== Given request ==
Without further comment, state how many lines in the listing below contain the word "this".

== Stored data ==
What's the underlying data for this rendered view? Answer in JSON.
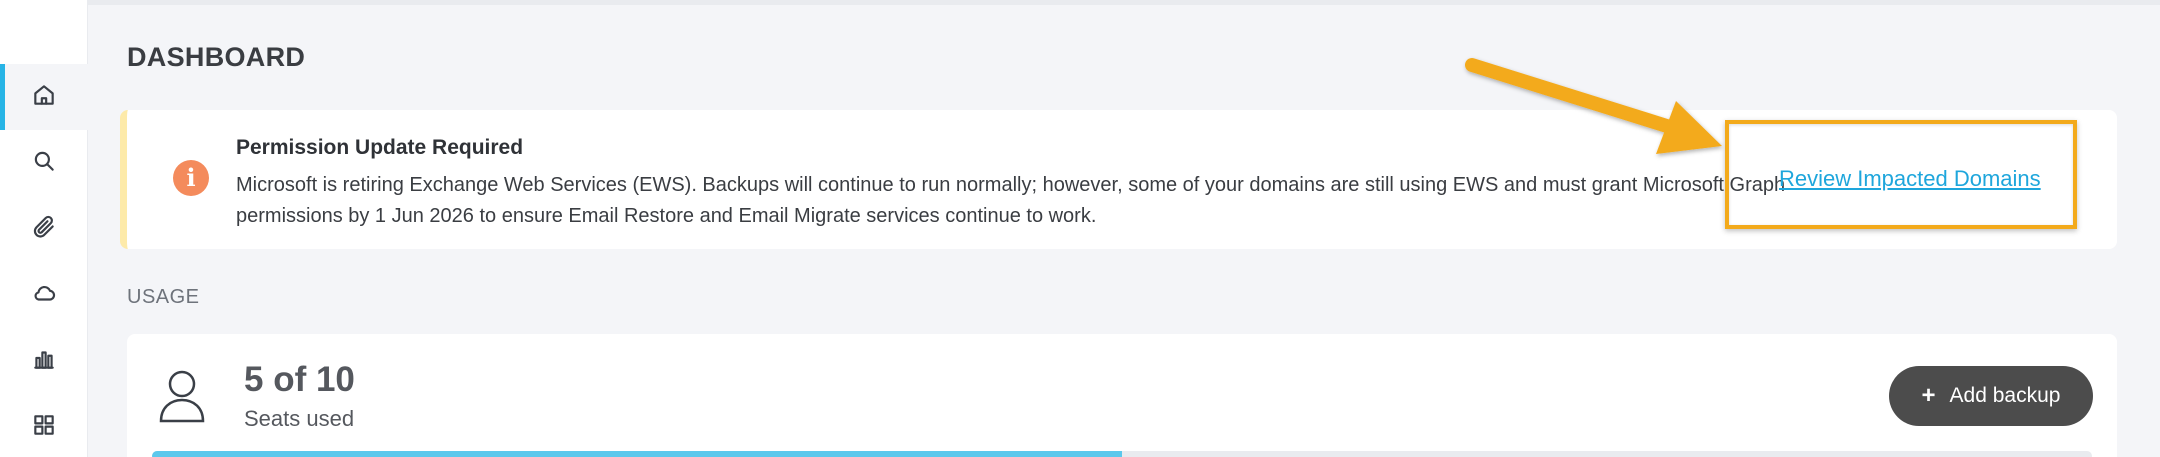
{
  "sidebar": {
    "items": [
      {
        "icon": "home-icon",
        "active": true
      },
      {
        "icon": "search-icon",
        "active": false
      },
      {
        "icon": "paperclip-icon",
        "active": false
      },
      {
        "icon": "cloud-icon",
        "active": false
      },
      {
        "icon": "bar-chart-icon",
        "active": false
      },
      {
        "icon": "grid-icon",
        "active": false
      }
    ]
  },
  "page": {
    "title": "DASHBOARD"
  },
  "alert": {
    "icon": "info-icon",
    "icon_glyph": "i",
    "title": "Permission Update Required",
    "body": "Microsoft is retiring Exchange Web Services (EWS). Backups will continue to run normally; however, some of your domains are still using EWS and must grant Microsoft Graph permissions by 1 Jun 2026 to ensure Email Restore and Email Migrate services continue to work.",
    "link_label": "Review Impacted Domains",
    "icon_color": "#f48b5c",
    "border_color": "#fdeaa9",
    "highlight_color": "#f3aa1b"
  },
  "usage": {
    "section_label": "USAGE",
    "seats_count": "5 of 10",
    "seats_label": "Seats used",
    "add_button_label": "Add backup",
    "progress_fraction": 0.5,
    "progress_color": "#5bc8ec"
  }
}
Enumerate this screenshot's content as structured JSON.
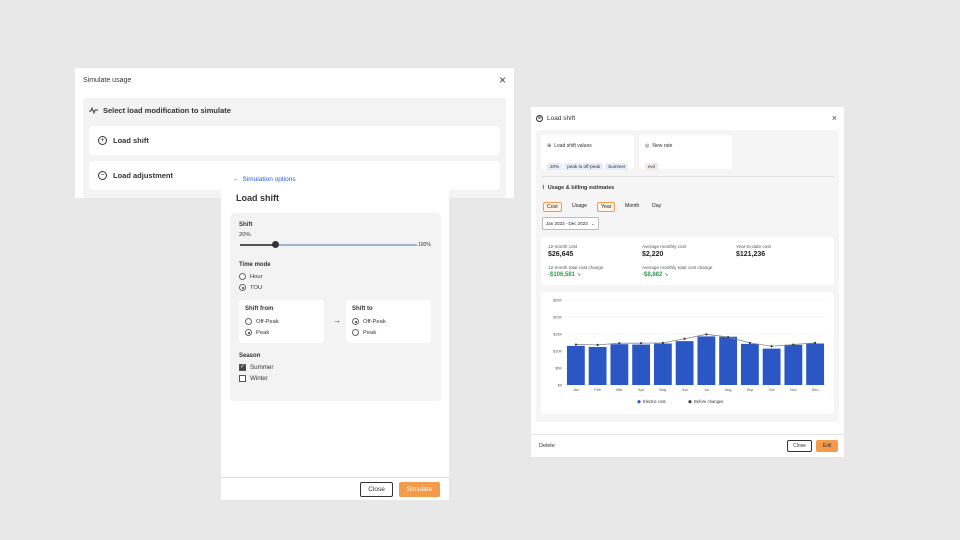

== Answer to the problem ==
2